[Records from a dataset]
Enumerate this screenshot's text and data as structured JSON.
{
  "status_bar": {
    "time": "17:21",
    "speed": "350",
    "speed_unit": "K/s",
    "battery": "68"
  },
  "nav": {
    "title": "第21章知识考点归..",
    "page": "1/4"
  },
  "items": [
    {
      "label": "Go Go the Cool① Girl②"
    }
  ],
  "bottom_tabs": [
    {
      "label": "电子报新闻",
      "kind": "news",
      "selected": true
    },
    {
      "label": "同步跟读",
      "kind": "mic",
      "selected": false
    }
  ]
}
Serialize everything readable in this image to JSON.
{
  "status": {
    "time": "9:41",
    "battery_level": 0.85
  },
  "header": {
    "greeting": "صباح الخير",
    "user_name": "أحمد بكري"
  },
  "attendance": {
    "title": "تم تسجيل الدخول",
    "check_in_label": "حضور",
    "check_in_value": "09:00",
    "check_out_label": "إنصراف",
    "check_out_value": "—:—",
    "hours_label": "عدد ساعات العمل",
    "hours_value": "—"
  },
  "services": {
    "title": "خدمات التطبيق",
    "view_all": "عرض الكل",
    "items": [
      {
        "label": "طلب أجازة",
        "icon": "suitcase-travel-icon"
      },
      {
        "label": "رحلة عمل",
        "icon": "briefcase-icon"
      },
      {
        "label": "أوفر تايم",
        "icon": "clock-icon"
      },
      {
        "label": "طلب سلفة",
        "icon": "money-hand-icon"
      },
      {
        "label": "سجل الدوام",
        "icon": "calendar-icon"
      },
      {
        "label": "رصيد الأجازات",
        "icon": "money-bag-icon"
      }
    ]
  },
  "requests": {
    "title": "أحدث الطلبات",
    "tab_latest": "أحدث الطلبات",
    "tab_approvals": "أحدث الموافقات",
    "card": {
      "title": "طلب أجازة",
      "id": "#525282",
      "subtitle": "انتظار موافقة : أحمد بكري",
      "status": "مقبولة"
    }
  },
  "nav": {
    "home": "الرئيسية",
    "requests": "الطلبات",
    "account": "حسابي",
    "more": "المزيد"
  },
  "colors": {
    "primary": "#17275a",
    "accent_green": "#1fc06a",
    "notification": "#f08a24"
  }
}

• _Task to complete_
Repeat all the entries word for word.

• _Answer to this task_
Enumerate this screenshot's text and data as structured JSON.
{
  "status_bar": {
    "time": "17:21",
    "speed": "350",
    "speed_unit": "K/s",
    "battery": "68"
  },
  "nav": {
    "title": "第21章知识考点归..",
    "page": "1/4"
  },
  "items": [
    {
      "label": "Go Go the Cool① Girl②"
    }
  ],
  "bottom_tabs": [
    {
      "label": "电子报新闻",
      "kind": "news",
      "selected": true
    },
    {
      "label": "同步跟读",
      "kind": "mic",
      "selected": false
    }
  ]
}
Serialize everything readable in this image to JSON.
{
  "status": {
    "time": "9:41",
    "battery_level": 0.85
  },
  "header": {
    "greeting": "صباح الخير",
    "user_name": "أحمد بكري"
  },
  "attendance": {
    "title": "تم تسجيل الدخول",
    "check_in_label": "حضور",
    "check_in_value": "09:00",
    "check_out_label": "إنصراف",
    "check_out_value": "—:—",
    "hours_label": "عدد ساعات العمل",
    "hours_value": "—"
  },
  "services": {
    "title": "خدمات التطبيق",
    "view_all": "عرض الكل",
    "items": [
      {
        "label": "طلب أجازة",
        "icon": "suitcase-travel-icon"
      },
      {
        "label": "رحلة عمل",
        "icon": "briefcase-icon"
      },
      {
        "label": "أوفر تايم",
        "icon": "clock-icon"
      },
      {
        "label": "طلب سلفة",
        "icon": "money-hand-icon"
      },
      {
        "label": "سجل الدوام",
        "icon": "calendar-icon"
      },
      {
        "label": "رصيد الأجازات",
        "icon": "money-bag-icon"
      }
    ]
  },
  "requests": {
    "title": "أحدث الطلبات",
    "tab_latest": "أحدث الطلبات",
    "tab_approvals": "أحدث الموافقات",
    "card": {
      "title": "طلب أجازة",
      "id": "#525282",
      "subtitle": "انتظار موافقة : أحمد بكري",
      "status": "مقبولة"
    }
  },
  "nav": {
    "home": "الرئيسية",
    "requests": "الطلبات",
    "account": "حسابي",
    "more": "المزيد"
  },
  "colors": {
    "primary": "#17275a",
    "accent_green": "#1fc06a",
    "notification": "#f08a24"
  }
}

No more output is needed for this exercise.